Give all of the lines again exactly as they read.

RECORDS SHOWN:
>>>>
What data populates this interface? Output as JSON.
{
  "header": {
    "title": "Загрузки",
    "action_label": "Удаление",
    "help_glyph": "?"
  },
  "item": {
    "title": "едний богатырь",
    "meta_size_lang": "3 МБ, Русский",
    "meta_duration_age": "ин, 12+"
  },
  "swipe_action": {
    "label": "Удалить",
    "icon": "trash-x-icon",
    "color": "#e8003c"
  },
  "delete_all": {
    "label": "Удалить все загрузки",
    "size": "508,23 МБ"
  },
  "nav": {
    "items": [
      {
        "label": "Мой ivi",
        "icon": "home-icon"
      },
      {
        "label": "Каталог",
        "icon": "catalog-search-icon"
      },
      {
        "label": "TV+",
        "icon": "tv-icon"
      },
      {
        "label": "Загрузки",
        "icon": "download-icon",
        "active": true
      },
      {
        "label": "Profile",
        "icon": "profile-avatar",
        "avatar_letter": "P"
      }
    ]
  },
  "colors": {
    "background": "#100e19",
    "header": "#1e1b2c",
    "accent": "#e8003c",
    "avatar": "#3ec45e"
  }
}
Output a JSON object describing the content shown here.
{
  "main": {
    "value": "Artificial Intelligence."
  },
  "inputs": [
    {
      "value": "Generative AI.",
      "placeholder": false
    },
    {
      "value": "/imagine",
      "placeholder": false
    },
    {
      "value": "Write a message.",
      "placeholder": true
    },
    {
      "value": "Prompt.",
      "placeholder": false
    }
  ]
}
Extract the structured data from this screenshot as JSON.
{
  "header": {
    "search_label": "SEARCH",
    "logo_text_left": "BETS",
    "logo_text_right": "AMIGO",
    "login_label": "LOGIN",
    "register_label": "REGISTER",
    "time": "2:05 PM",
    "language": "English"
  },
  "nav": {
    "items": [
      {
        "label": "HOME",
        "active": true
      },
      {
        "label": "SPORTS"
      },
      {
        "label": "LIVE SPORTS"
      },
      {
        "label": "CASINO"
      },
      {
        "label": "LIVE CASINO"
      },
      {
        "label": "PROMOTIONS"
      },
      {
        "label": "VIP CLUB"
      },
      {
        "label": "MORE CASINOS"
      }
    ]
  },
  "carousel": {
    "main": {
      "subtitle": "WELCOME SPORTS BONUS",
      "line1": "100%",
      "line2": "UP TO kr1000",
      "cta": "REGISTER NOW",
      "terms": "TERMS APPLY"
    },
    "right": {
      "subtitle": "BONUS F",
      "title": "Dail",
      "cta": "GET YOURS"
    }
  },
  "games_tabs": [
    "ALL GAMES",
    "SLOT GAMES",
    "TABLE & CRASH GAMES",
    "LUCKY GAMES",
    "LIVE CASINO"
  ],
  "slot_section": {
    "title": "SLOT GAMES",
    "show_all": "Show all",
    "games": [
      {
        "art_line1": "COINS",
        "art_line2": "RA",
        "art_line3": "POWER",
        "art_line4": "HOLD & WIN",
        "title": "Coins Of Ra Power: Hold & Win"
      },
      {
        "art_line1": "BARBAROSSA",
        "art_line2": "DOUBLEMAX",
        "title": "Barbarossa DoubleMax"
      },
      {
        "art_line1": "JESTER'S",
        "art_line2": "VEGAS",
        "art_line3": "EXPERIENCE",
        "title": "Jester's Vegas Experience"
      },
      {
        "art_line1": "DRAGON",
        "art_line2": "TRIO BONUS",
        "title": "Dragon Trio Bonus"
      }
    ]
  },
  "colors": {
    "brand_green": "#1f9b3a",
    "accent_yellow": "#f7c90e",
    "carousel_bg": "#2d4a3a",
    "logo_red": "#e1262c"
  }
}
<<<<
CORRECT RESPONSE:
What data populates this interface? Output as JSON.
{
  "header": {
    "title": "Загрузки",
    "action_label": "Удаление",
    "help_glyph": "?"
  },
  "item": {
    "title": "едний богатырь",
    "meta_size_lang": "3 МБ, Русский",
    "meta_duration_age": "ин, 12+"
  },
  "swipe_action": {
    "label": "Удалить",
    "icon": "trash-x-icon",
    "color": "#e8003c"
  },
  "delete_all": {
    "label": "Удалить все загрузки",
    "size": "508,23 МБ"
  },
  "nav": {
    "items": [
      {
        "label": "Мой ivi",
        "icon": "home-icon"
      },
      {
        "label": "Каталог",
        "icon": "catalog-search-icon"
      },
      {
        "label": "TV+",
        "icon": "tv-icon"
      },
      {
        "label": "Загрузки",
        "icon": "download-icon",
        "active": true
      },
      {
        "label": "Profile",
        "icon": "profile-avatar",
        "avatar_letter": "P"
      }
    ]
  },
  "colors": {
    "background": "#100e19",
    "header": "#1e1b2c",
    "accent": "#e8003c",
    "avatar": "#3ec45e"
  }
}
Output a JSON object describing the content shown here.
{
  "main": {
    "value": "Artificial Intelligence."
  },
  "inputs": [
    {
      "value": "Generative AI.",
      "placeholder": false
    },
    {
      "value": "/imagine",
      "placeholder": false
    },
    {
      "value": "Write a message.",
      "placeholder": true
    },
    {
      "value": "Prompt.",
      "placeholder": false
    }
  ]
}
Extract the structured data from this screenshot as JSON.
{
  "header": {
    "search_label": "SEARCH",
    "logo_text_left": "BETS",
    "logo_text_right": "AMIGO",
    "login_label": "LOGIN",
    "register_label": "REGISTER",
    "time": "2:05 PM",
    "language": "English"
  },
  "nav": {
    "items": [
      {
        "label": "HOME",
        "active": true
      },
      {
        "label": "SPORTS"
      },
      {
        "label": "LIVE SPORTS"
      },
      {
        "label": "CASINO"
      },
      {
        "label": "LIVE CASINO"
      },
      {
        "label": "PROMOTIONS"
      },
      {
        "label": "VIP CLUB"
      },
      {
        "label": "MORE CASINOS"
      }
    ]
  },
  "carousel": {
    "main": {
      "subtitle": "WELCOME SPORTS BONUS",
      "line1": "100%",
      "line2": "UP TO kr1000",
      "cta": "REGISTER NOW",
      "terms": "TERMS APPLY"
    },
    "right": {
      "subtitle": "BONUS F",
      "title": "Dail",
      "cta": "GET YOURS"
    }
  },
  "games_tabs": [
    "ALL GAMES",
    "SLOT GAMES",
    "TABLE & CRASH GAMES",
    "LUCKY GAMES",
    "LIVE CASINO"
  ],
  "slot_section": {
    "title": "SLOT GAMES",
    "show_all": "Show all",
    "games": [
      {
        "art_line1": "COINS",
        "art_line2": "RA",
        "art_line3": "POWER",
        "art_line4": "HOLD & WIN",
        "title": "Coins Of Ra Power: Hold & Win"
      },
      {
        "art_line1": "BARBAROSSA",
        "art_line2": "DOUBLEMAX",
        "title": "Barbarossa DoubleMax"
      },
      {
        "art_line1": "JESTER'S",
        "art_line2": "VEGAS",
        "art_line3": "EXPERIENCE",
        "title": "Jester's Vegas Experience"
      },
      {
        "art_line1": "DRAGON",
        "art_line2": "TRIO BONUS",
        "title": "Dragon Trio Bonus"
      }
    ]
  },
  "colors": {
    "brand_green": "#1f9b3a",
    "accent_yellow": "#f7c90e",
    "carousel_bg": "#2d4a3a",
    "logo_red": "#e1262c"
  }
}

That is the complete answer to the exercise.